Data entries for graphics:

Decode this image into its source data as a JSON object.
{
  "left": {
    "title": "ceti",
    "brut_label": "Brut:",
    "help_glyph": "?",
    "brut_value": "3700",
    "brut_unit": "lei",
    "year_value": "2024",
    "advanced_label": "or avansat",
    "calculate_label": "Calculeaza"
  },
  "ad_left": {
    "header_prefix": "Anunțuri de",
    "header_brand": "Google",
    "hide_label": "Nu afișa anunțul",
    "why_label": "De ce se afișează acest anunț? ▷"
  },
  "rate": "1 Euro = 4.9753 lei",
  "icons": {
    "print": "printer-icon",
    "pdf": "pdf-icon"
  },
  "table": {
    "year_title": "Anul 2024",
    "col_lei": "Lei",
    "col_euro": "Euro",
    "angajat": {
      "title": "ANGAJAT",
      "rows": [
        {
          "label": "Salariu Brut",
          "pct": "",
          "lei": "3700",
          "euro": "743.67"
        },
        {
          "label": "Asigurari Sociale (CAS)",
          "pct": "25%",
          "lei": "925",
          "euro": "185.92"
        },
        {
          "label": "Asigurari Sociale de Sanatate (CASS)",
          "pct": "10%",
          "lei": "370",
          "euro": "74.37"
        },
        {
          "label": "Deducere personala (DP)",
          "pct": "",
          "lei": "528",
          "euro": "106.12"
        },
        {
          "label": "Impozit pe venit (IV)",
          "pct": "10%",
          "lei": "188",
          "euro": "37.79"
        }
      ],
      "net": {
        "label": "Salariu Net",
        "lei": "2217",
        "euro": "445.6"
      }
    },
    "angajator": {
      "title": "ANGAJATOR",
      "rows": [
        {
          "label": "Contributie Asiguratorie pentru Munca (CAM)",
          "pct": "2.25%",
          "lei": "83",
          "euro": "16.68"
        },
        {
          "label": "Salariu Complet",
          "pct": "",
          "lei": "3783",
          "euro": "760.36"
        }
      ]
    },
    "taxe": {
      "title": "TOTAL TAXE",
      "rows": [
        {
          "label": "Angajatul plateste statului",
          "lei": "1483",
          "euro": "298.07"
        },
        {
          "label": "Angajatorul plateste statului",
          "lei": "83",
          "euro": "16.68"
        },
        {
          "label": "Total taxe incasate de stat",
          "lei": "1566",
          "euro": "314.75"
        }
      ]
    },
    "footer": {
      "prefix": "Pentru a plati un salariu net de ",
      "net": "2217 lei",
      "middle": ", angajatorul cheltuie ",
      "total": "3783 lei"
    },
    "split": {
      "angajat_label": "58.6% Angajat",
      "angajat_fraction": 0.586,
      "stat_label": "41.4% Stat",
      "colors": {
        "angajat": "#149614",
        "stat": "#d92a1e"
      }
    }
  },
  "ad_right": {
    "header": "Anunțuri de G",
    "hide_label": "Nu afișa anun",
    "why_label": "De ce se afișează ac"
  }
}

## WRITTEN EXERCISE
Print the complete listing again, exactly as it stands.

## TASK OUTPUT
Decode this image into its source data as a JSON object.
{
  "left": {
    "title": "ceti",
    "brut_label": "Brut:",
    "help_glyph": "?",
    "brut_value": "3700",
    "brut_unit": "lei",
    "year_value": "2024",
    "advanced_label": "or avansat",
    "calculate_label": "Calculeaza"
  },
  "ad_left": {
    "header_prefix": "Anunțuri de",
    "header_brand": "Google",
    "hide_label": "Nu afișa anunțul",
    "why_label": "De ce se afișează acest anunț? ▷"
  },
  "rate": "1 Euro = 4.9753 lei",
  "icons": {
    "print": "printer-icon",
    "pdf": "pdf-icon"
  },
  "table": {
    "year_title": "Anul 2024",
    "col_lei": "Lei",
    "col_euro": "Euro",
    "angajat": {
      "title": "ANGAJAT",
      "rows": [
        {
          "label": "Salariu Brut",
          "pct": "",
          "lei": "3700",
          "euro": "743.67"
        },
        {
          "label": "Asigurari Sociale (CAS)",
          "pct": "25%",
          "lei": "925",
          "euro": "185.92"
        },
        {
          "label": "Asigurari Sociale de Sanatate (CASS)",
          "pct": "10%",
          "lei": "370",
          "euro": "74.37"
        },
        {
          "label": "Deducere personala (DP)",
          "pct": "",
          "lei": "528",
          "euro": "106.12"
        },
        {
          "label": "Impozit pe venit (IV)",
          "pct": "10%",
          "lei": "188",
          "euro": "37.79"
        }
      ],
      "net": {
        "label": "Salariu Net",
        "lei": "2217",
        "euro": "445.6"
      }
    },
    "angajator": {
      "title": "ANGAJATOR",
      "rows": [
        {
          "label": "Contributie Asiguratorie pentru Munca (CAM)",
          "pct": "2.25%",
          "lei": "83",
          "euro": "16.68"
        },
        {
          "label": "Salariu Complet",
          "pct": "",
          "lei": "3783",
          "euro": "760.36"
        }
      ]
    },
    "taxe": {
      "title": "TOTAL TAXE",
      "rows": [
        {
          "label": "Angajatul plateste statului",
          "lei": "1483",
          "euro": "298.07"
        },
        {
          "label": "Angajatorul plateste statului",
          "lei": "83",
          "euro": "16.68"
        },
        {
          "label": "Total taxe incasate de stat",
          "lei": "1566",
          "euro": "314.75"
        }
      ]
    },
    "footer": {
      "prefix": "Pentru a plati un salariu net de ",
      "net": "2217 lei",
      "middle": ", angajatorul cheltuie ",
      "total": "3783 lei"
    },
    "split": {
      "angajat_label": "58.6% Angajat",
      "angajat_fraction": 0.586,
      "stat_label": "41.4% Stat",
      "colors": {
        "angajat": "#149614",
        "stat": "#d92a1e"
      }
    }
  },
  "ad_right": {
    "header": "Anunțuri de G",
    "hide_label": "Nu afișa anun",
    "why_label": "De ce se afișează ac"
  }
}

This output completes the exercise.